INFORMATION SUPPLIED:

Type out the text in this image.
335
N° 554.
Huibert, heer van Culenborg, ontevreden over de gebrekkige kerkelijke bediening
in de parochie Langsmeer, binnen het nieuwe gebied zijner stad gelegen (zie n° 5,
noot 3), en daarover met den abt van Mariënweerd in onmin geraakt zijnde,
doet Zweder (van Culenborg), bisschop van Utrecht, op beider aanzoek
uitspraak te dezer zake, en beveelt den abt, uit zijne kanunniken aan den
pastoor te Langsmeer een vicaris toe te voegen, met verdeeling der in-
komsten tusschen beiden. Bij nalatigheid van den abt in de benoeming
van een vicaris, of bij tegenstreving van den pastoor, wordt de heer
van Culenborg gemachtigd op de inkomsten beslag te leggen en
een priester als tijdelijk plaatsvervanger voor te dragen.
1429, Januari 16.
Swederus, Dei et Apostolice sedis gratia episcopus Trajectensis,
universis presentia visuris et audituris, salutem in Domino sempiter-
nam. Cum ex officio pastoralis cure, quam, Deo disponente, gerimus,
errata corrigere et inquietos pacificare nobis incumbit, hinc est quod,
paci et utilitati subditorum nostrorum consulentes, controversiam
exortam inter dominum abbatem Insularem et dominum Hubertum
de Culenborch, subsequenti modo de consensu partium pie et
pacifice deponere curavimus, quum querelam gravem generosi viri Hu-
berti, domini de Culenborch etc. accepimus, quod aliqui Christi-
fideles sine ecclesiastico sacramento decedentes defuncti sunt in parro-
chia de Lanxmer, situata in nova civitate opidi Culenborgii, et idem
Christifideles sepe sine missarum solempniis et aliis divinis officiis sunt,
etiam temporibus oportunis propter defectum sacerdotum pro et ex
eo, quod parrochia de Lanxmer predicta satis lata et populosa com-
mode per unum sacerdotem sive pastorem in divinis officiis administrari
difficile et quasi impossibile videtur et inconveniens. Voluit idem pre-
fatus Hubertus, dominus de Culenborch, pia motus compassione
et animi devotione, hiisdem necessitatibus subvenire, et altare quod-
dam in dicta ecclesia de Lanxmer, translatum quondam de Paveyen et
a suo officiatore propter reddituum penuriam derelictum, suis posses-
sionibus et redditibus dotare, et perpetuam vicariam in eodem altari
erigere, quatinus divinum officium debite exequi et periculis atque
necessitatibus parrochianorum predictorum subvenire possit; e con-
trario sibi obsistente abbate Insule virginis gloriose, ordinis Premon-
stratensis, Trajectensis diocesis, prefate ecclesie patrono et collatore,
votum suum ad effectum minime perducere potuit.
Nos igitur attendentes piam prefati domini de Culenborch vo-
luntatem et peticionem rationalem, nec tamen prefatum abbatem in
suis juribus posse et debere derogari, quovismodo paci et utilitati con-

TASK GOAL:
Quote all of the entries verbatim.

RESULT OF THIS EXERCISE:
Type out the text in this image.
335
N° 554.
Huibert, heer van Culenborg, ontevreden over de gebrekkige kerkelijke bediening
in de parochie Langsmeer, binnen het nieuwe gebied zijner stad gelegen (zie n° 5,
noot 3), en daarover met den abt van Mariënweerd in onmin geraakt zijnde,
doet Zweder (van Culenborg), bisschop van Utrecht, op beider aanzoek
uitspraak te dezer zake, en beveelt den abt, uit zijne kanunniken aan den
pastoor te Langsmeer een vicaris toe te voegen, met verdeeling der in-
komsten tusschen beiden. Bij nalatigheid van den abt in de benoeming
van een vicaris, of bij tegenstreving van den pastoor, wordt de heer
van Culenborg gemachtigd op de inkomsten beslag te leggen en
een priester als tijdelijk plaatsvervanger voor te dragen.
1429, Januari 16.
Swederus, Dei et Apostolice sedis gratia episcopus Trajectensis,
universis presentia visuris et audituris, salutem in Domino sempiter-
nam. Cum ex officio pastoralis cure, quam, Deo disponente, gerimus,
errata corrigere et inquietos pacificare nobis incumbit, hinc est quod,
paci et utilitati subditorum nostrorum consulentes, controversiam
exortam inter dominum abbatem Insularem et dominum Hubertum
de Culenborch, subsequenti modo de consensu partium pie et
pacifice deponere curavimus, quum querelam gravem generosi viri Hu-
berti, domini de Culenborch etc. accepimus, quod aliqui Christi-
fideles sine ecclesiastico sacramento decedentes defuncti sunt in parro-
chia de Lanxmer, situata in nova civitate opidi Culenborgii, et idem
Christifideles sepe sine missarum solempniis et aliis divinis officiis sunt,
etiam temporibus oportunis propter defectum sacerdotum pro et ex
eo, quod parrochia de Lanxmer predicta satis lata et populosa com-
mode per unum sacerdotem sive pastorem in divinis officiis administrari
difficile et quasi impossibile videtur et inconveniens. Voluit idem pre-
fatus Hubertus, dominus de Culenborch, pia motus compassione
et animi devotione, hiisdem necessitatibus subvenire, et altare quod-
dam in dicta ecclesia de Lanxmer, translatum quondam de Paveyen et
a suo officiatore propter reddituum penuriam derelictum, suis posses-
sionibus et redditibus dotare, et perpetuam vicariam in eodem altari
erigere, quatinus divinum officium debite exequi et periculis atque
necessitatibus parrochianorum predictorum subvenire possit; e con-
trario sibi obsistente abbate Insule virginis gloriose, ordinis Premon-
stratensis, Trajectensis diocesis, prefate ecclesie patrono et collatore,
votum suum ad effectum minime perducere potuit.
Nos igitur attendentes piam prefati domini de Culenborch vo-
luntatem et peticionem rationalem, nec tamen prefatum abbatem in
suis juribus posse et debere derogari, quovismodo paci et utilitati con-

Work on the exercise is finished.